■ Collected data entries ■
════════════════
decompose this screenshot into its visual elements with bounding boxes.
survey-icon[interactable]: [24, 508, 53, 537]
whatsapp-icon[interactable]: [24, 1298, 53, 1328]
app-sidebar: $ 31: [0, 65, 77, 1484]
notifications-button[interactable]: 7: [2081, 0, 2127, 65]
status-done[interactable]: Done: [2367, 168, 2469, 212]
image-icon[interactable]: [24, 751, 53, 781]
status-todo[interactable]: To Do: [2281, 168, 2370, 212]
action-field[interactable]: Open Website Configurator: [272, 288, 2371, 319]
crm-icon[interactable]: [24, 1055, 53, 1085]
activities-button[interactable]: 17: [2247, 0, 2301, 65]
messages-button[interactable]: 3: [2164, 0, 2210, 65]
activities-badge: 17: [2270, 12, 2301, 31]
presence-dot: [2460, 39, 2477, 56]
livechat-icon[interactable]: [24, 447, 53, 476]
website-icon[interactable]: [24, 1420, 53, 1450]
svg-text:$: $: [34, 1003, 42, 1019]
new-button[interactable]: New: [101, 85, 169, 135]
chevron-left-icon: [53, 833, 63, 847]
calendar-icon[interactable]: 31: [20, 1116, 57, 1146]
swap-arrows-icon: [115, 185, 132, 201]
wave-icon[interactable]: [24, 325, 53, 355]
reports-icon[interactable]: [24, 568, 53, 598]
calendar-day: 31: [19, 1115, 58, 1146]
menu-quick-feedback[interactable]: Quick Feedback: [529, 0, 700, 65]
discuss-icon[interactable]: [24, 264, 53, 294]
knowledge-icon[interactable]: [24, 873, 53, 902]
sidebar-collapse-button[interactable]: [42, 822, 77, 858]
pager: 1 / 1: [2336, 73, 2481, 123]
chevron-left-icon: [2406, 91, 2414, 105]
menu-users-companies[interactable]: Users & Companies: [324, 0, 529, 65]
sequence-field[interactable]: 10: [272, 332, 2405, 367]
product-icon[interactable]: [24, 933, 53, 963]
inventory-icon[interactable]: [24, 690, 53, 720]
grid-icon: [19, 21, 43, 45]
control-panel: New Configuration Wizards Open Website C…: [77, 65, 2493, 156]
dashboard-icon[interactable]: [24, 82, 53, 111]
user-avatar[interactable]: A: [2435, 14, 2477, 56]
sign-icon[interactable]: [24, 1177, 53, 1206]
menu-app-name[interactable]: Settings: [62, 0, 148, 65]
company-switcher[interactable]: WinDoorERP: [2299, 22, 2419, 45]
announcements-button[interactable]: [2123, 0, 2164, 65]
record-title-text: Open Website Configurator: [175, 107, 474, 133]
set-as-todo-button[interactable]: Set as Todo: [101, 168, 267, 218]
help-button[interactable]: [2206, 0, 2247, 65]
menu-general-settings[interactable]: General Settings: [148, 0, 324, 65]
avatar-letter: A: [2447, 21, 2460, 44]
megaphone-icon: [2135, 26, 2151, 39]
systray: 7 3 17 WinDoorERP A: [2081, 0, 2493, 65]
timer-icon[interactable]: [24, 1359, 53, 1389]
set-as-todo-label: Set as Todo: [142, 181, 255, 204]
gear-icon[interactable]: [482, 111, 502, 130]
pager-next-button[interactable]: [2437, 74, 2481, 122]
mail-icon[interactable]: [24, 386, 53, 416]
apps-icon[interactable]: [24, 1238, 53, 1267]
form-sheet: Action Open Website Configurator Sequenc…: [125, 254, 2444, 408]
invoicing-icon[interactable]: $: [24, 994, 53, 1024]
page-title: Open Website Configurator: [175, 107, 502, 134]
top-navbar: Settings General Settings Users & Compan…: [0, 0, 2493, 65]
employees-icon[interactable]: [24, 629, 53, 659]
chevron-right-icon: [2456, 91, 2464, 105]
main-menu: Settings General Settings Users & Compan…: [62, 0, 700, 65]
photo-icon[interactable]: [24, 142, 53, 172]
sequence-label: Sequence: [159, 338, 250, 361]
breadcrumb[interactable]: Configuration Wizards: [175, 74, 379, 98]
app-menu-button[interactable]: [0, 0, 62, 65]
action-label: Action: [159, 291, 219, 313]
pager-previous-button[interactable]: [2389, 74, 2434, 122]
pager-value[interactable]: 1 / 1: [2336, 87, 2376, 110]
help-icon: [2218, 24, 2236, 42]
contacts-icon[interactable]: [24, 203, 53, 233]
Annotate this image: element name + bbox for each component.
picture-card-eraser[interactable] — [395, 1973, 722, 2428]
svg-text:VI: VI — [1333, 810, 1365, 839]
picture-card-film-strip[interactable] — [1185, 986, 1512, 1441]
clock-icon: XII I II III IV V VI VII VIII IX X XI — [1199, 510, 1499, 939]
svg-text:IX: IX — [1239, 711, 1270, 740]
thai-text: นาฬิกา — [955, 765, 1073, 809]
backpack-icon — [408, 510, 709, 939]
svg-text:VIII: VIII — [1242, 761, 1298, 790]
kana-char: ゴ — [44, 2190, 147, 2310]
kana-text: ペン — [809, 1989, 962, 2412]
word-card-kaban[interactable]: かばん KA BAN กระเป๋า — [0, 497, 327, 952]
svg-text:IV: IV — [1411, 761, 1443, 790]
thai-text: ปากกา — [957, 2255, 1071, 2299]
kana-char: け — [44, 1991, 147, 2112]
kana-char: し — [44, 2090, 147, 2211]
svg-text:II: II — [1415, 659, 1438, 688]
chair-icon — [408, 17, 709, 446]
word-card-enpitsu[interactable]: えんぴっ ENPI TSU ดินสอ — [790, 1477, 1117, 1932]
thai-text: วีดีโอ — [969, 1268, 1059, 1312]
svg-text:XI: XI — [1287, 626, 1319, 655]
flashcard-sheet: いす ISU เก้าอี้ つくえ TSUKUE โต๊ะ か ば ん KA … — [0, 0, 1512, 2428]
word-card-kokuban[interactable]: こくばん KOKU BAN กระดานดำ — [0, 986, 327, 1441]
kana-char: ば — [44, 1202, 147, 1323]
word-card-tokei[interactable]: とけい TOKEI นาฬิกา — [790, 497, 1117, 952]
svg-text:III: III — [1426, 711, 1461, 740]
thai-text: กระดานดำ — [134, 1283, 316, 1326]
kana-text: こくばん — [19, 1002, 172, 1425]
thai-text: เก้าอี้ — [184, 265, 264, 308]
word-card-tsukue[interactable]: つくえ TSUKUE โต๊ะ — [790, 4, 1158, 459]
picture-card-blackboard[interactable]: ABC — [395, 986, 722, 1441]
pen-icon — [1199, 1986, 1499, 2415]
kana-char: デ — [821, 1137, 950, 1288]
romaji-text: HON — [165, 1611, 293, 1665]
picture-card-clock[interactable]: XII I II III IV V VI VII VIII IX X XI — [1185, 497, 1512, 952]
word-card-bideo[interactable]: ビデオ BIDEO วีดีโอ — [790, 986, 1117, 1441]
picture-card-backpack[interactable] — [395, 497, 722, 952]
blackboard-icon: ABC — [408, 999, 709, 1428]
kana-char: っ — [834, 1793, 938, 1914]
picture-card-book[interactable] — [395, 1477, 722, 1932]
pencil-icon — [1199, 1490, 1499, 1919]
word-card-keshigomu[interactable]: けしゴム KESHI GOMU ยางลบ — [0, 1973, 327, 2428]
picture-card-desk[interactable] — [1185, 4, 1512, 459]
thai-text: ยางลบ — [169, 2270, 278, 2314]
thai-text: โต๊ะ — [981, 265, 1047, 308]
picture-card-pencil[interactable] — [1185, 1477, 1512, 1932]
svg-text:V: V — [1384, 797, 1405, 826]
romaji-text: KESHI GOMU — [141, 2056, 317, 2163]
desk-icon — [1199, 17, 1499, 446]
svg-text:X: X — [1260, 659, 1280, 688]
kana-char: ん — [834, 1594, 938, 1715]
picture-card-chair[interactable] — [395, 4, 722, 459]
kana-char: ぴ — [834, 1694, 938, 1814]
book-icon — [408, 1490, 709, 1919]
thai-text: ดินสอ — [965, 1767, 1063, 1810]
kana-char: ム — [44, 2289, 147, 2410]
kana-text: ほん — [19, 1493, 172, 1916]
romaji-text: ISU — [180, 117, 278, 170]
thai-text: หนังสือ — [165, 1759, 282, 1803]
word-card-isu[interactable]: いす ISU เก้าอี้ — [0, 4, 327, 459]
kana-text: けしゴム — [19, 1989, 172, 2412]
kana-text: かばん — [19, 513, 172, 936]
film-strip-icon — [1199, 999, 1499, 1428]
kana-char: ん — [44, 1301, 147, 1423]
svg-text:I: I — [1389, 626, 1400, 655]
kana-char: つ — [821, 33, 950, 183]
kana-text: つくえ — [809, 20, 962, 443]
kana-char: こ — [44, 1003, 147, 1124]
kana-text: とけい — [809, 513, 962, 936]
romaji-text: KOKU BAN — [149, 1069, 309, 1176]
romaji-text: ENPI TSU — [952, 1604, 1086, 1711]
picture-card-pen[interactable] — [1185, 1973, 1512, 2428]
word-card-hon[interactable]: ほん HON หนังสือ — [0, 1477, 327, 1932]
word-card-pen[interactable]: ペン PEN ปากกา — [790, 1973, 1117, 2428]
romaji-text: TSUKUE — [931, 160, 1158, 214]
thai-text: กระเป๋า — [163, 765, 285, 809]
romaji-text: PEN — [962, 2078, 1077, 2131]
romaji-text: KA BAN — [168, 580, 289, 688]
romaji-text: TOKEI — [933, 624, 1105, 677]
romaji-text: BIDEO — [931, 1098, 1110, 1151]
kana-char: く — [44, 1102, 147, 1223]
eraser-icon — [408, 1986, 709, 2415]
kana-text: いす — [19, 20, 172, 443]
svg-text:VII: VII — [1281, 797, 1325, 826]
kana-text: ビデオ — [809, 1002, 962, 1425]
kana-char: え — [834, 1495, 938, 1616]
════════════════
■ The exercise ■
Repeat everything from the start of the items down to the line containing "website-icon[interactable]: [24, 1420, 53, 1450]", with both ends included.

■ Output for this exercise ■
decompose this screenshot into its visual elements with bounding boxes.
survey-icon[interactable]: [24, 508, 53, 537]
whatsapp-icon[interactable]: [24, 1298, 53, 1328]
app-sidebar: $ 31: [0, 65, 77, 1484]
notifications-button[interactable]: 7: [2081, 0, 2127, 65]
status-done[interactable]: Done: [2367, 168, 2469, 212]
image-icon[interactable]: [24, 751, 53, 781]
status-todo[interactable]: To Do: [2281, 168, 2370, 212]
action-field[interactable]: Open Website Configurator: [272, 288, 2371, 319]
crm-icon[interactable]: [24, 1055, 53, 1085]
activities-button[interactable]: 17: [2247, 0, 2301, 65]
messages-button[interactable]: 3: [2164, 0, 2210, 65]
activities-badge: 17: [2270, 12, 2301, 31]
presence-dot: [2460, 39, 2477, 56]
livechat-icon[interactable]: [24, 447, 53, 476]
website-icon[interactable]: [24, 1420, 53, 1450]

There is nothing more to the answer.